AIM → Transcribe every line exactly. Leave the pictures behind.

[Dataset rows]

_ _ _ _ _

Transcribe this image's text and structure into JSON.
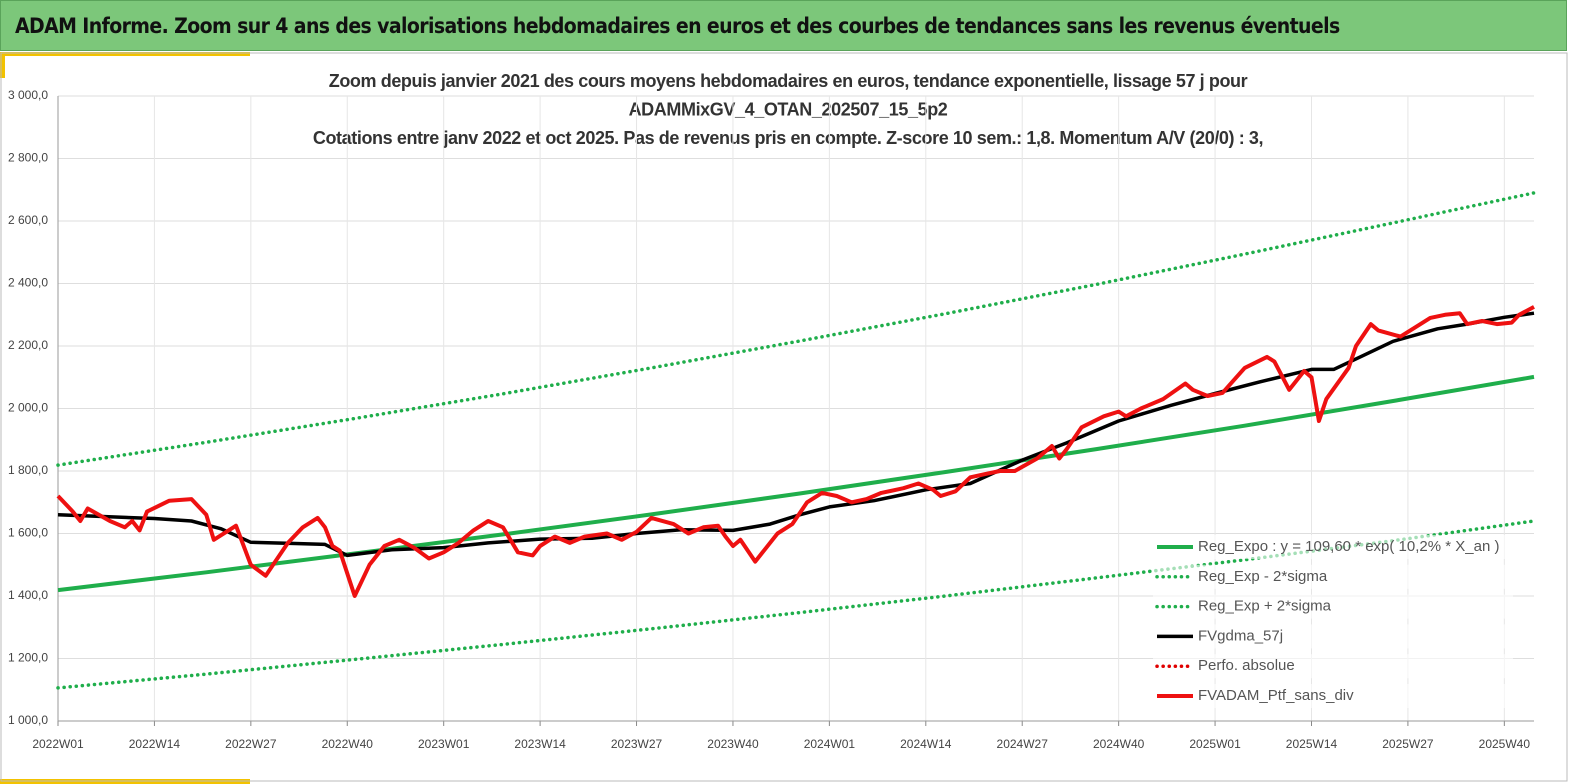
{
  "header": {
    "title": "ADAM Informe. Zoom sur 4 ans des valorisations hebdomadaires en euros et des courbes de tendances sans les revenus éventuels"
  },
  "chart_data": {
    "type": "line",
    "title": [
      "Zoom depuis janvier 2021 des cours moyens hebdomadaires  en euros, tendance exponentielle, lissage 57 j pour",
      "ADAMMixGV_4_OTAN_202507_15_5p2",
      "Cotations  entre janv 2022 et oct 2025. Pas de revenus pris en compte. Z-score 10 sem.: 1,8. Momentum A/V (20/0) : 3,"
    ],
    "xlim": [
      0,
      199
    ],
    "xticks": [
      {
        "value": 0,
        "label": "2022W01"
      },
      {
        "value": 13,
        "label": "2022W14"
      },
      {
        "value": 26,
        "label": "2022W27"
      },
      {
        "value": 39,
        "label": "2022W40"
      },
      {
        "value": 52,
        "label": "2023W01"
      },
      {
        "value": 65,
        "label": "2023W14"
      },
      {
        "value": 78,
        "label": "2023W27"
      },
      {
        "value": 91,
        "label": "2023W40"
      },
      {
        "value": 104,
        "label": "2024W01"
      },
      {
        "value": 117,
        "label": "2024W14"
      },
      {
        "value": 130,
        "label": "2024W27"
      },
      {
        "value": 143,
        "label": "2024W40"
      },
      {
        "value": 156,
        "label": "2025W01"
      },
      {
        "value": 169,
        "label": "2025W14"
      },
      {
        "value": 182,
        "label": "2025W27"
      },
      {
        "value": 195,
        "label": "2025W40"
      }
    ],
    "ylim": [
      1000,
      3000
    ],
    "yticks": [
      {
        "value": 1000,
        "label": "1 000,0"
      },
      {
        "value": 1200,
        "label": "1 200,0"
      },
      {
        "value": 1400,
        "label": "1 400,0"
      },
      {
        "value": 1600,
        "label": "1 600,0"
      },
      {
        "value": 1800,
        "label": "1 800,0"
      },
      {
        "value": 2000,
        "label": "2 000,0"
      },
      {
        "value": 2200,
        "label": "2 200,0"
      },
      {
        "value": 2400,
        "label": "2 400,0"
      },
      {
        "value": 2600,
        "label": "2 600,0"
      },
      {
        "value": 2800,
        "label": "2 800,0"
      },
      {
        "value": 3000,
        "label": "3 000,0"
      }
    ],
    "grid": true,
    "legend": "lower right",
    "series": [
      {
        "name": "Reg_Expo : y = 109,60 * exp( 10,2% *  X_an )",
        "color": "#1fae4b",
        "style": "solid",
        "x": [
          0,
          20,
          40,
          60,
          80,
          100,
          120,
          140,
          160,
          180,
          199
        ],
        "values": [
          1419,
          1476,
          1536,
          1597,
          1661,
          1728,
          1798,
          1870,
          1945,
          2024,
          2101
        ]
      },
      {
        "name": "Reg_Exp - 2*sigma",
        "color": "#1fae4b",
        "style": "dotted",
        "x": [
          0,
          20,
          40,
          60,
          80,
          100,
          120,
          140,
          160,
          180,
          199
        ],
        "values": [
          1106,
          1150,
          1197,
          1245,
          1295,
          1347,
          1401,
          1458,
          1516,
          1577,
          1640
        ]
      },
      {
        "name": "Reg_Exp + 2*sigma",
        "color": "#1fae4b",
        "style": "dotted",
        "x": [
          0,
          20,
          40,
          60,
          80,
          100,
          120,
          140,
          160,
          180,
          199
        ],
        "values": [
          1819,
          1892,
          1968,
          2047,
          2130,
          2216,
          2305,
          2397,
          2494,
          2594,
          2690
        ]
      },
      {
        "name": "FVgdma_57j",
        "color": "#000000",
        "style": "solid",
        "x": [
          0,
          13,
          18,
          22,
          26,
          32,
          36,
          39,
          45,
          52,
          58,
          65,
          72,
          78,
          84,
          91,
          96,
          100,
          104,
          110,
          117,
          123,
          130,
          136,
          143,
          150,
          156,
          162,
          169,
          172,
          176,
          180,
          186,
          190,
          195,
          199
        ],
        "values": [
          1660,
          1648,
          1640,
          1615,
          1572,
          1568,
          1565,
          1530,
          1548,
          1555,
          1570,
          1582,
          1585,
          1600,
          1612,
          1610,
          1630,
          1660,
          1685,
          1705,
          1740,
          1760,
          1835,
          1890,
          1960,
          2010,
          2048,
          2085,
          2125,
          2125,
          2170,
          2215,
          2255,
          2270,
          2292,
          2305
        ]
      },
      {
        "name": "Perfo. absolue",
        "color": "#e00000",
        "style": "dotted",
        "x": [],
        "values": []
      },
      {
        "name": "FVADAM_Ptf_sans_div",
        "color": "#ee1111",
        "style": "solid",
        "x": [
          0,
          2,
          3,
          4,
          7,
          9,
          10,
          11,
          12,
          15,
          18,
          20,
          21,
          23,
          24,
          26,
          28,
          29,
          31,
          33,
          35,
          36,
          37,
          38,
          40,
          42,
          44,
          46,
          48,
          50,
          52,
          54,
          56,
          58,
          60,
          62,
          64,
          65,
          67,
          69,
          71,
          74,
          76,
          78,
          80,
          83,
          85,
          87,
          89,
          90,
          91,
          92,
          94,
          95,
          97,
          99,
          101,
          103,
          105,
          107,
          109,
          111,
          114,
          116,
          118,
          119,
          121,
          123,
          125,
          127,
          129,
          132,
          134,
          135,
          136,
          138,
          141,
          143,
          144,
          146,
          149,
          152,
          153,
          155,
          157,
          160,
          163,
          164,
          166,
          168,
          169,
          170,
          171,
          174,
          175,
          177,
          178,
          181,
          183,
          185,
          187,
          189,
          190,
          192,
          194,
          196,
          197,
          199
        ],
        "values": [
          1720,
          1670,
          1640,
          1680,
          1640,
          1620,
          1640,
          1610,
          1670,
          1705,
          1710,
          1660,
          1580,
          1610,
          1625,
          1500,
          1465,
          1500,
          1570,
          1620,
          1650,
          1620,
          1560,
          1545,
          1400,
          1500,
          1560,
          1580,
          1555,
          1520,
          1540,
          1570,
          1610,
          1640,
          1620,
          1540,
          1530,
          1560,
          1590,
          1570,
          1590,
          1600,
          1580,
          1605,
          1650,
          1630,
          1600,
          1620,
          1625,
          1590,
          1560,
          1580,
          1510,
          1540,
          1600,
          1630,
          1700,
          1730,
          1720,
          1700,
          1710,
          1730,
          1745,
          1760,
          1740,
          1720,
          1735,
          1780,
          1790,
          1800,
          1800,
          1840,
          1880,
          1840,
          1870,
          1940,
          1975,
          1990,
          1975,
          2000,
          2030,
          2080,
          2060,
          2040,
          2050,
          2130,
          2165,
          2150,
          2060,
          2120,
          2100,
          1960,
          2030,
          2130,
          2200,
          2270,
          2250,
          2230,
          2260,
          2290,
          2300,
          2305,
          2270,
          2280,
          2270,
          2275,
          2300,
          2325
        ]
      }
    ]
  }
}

_ _ _ _ _

FINISHED EXERCISE →
Transcribe this image's text and structure into JSON.
{
  "header": {
    "title": "ADAM Informe. Zoom sur 4 ans des valorisations hebdomadaires en euros et des courbes de tendances sans les revenus éventuels"
  },
  "chart_data": {
    "type": "line",
    "title": [
      "Zoom depuis janvier 2021 des cours moyens hebdomadaires  en euros, tendance exponentielle, lissage 57 j pour",
      "ADAMMixGV_4_OTAN_202507_15_5p2",
      "Cotations  entre janv 2022 et oct 2025. Pas de revenus pris en compte. Z-score 10 sem.: 1,8. Momentum A/V (20/0) : 3,"
    ],
    "xlim": [
      0,
      199
    ],
    "xticks": [
      {
        "value": 0,
        "label": "2022W01"
      },
      {
        "value": 13,
        "label": "2022W14"
      },
      {
        "value": 26,
        "label": "2022W27"
      },
      {
        "value": 39,
        "label": "2022W40"
      },
      {
        "value": 52,
        "label": "2023W01"
      },
      {
        "value": 65,
        "label": "2023W14"
      },
      {
        "value": 78,
        "label": "2023W27"
      },
      {
        "value": 91,
        "label": "2023W40"
      },
      {
        "value": 104,
        "label": "2024W01"
      },
      {
        "value": 117,
        "label": "2024W14"
      },
      {
        "value": 130,
        "label": "2024W27"
      },
      {
        "value": 143,
        "label": "2024W40"
      },
      {
        "value": 156,
        "label": "2025W01"
      },
      {
        "value": 169,
        "label": "2025W14"
      },
      {
        "value": 182,
        "label": "2025W27"
      },
      {
        "value": 195,
        "label": "2025W40"
      }
    ],
    "ylim": [
      1000,
      3000
    ],
    "yticks": [
      {
        "value": 1000,
        "label": "1 000,0"
      },
      {
        "value": 1200,
        "label": "1 200,0"
      },
      {
        "value": 1400,
        "label": "1 400,0"
      },
      {
        "value": 1600,
        "label": "1 600,0"
      },
      {
        "value": 1800,
        "label": "1 800,0"
      },
      {
        "value": 2000,
        "label": "2 000,0"
      },
      {
        "value": 2200,
        "label": "2 200,0"
      },
      {
        "value": 2400,
        "label": "2 400,0"
      },
      {
        "value": 2600,
        "label": "2 600,0"
      },
      {
        "value": 2800,
        "label": "2 800,0"
      },
      {
        "value": 3000,
        "label": "3 000,0"
      }
    ],
    "grid": true,
    "legend": "lower right",
    "series": [
      {
        "name": "Reg_Expo : y = 109,60 * exp( 10,2% *  X_an )",
        "color": "#1fae4b",
        "style": "solid",
        "x": [
          0,
          20,
          40,
          60,
          80,
          100,
          120,
          140,
          160,
          180,
          199
        ],
        "values": [
          1419,
          1476,
          1536,
          1597,
          1661,
          1728,
          1798,
          1870,
          1945,
          2024,
          2101
        ]
      },
      {
        "name": "Reg_Exp - 2*sigma",
        "color": "#1fae4b",
        "style": "dotted",
        "x": [
          0,
          20,
          40,
          60,
          80,
          100,
          120,
          140,
          160,
          180,
          199
        ],
        "values": [
          1106,
          1150,
          1197,
          1245,
          1295,
          1347,
          1401,
          1458,
          1516,
          1577,
          1640
        ]
      },
      {
        "name": "Reg_Exp + 2*sigma",
        "color": "#1fae4b",
        "style": "dotted",
        "x": [
          0,
          20,
          40,
          60,
          80,
          100,
          120,
          140,
          160,
          180,
          199
        ],
        "values": [
          1819,
          1892,
          1968,
          2047,
          2130,
          2216,
          2305,
          2397,
          2494,
          2594,
          2690
        ]
      },
      {
        "name": "FVgdma_57j",
        "color": "#000000",
        "style": "solid",
        "x": [
          0,
          13,
          18,
          22,
          26,
          32,
          36,
          39,
          45,
          52,
          58,
          65,
          72,
          78,
          84,
          91,
          96,
          100,
          104,
          110,
          117,
          123,
          130,
          136,
          143,
          150,
          156,
          162,
          169,
          172,
          176,
          180,
          186,
          190,
          195,
          199
        ],
        "values": [
          1660,
          1648,
          1640,
          1615,
          1572,
          1568,
          1565,
          1530,
          1548,
          1555,
          1570,
          1582,
          1585,
          1600,
          1612,
          1610,
          1630,
          1660,
          1685,
          1705,
          1740,
          1760,
          1835,
          1890,
          1960,
          2010,
          2048,
          2085,
          2125,
          2125,
          2170,
          2215,
          2255,
          2270,
          2292,
          2305
        ]
      },
      {
        "name": "Perfo. absolue",
        "color": "#e00000",
        "style": "dotted",
        "x": [],
        "values": []
      },
      {
        "name": "FVADAM_Ptf_sans_div",
        "color": "#ee1111",
        "style": "solid",
        "x": [
          0,
          2,
          3,
          4,
          7,
          9,
          10,
          11,
          12,
          15,
          18,
          20,
          21,
          23,
          24,
          26,
          28,
          29,
          31,
          33,
          35,
          36,
          37,
          38,
          40,
          42,
          44,
          46,
          48,
          50,
          52,
          54,
          56,
          58,
          60,
          62,
          64,
          65,
          67,
          69,
          71,
          74,
          76,
          78,
          80,
          83,
          85,
          87,
          89,
          90,
          91,
          92,
          94,
          95,
          97,
          99,
          101,
          103,
          105,
          107,
          109,
          111,
          114,
          116,
          118,
          119,
          121,
          123,
          125,
          127,
          129,
          132,
          134,
          135,
          136,
          138,
          141,
          143,
          144,
          146,
          149,
          152,
          153,
          155,
          157,
          160,
          163,
          164,
          166,
          168,
          169,
          170,
          171,
          174,
          175,
          177,
          178,
          181,
          183,
          185,
          187,
          189,
          190,
          192,
          194,
          196,
          197,
          199
        ],
        "values": [
          1720,
          1670,
          1640,
          1680,
          1640,
          1620,
          1640,
          1610,
          1670,
          1705,
          1710,
          1660,
          1580,
          1610,
          1625,
          1500,
          1465,
          1500,
          1570,
          1620,
          1650,
          1620,
          1560,
          1545,
          1400,
          1500,
          1560,
          1580,
          1555,
          1520,
          1540,
          1570,
          1610,
          1640,
          1620,
          1540,
          1530,
          1560,
          1590,
          1570,
          1590,
          1600,
          1580,
          1605,
          1650,
          1630,
          1600,
          1620,
          1625,
          1590,
          1560,
          1580,
          1510,
          1540,
          1600,
          1630,
          1700,
          1730,
          1720,
          1700,
          1710,
          1730,
          1745,
          1760,
          1740,
          1720,
          1735,
          1780,
          1790,
          1800,
          1800,
          1840,
          1880,
          1840,
          1870,
          1940,
          1975,
          1990,
          1975,
          2000,
          2030,
          2080,
          2060,
          2040,
          2050,
          2130,
          2165,
          2150,
          2060,
          2120,
          2100,
          1960,
          2030,
          2130,
          2200,
          2270,
          2250,
          2230,
          2260,
          2290,
          2300,
          2305,
          2270,
          2280,
          2270,
          2275,
          2300,
          2325
        ]
      }
    ]
  }
}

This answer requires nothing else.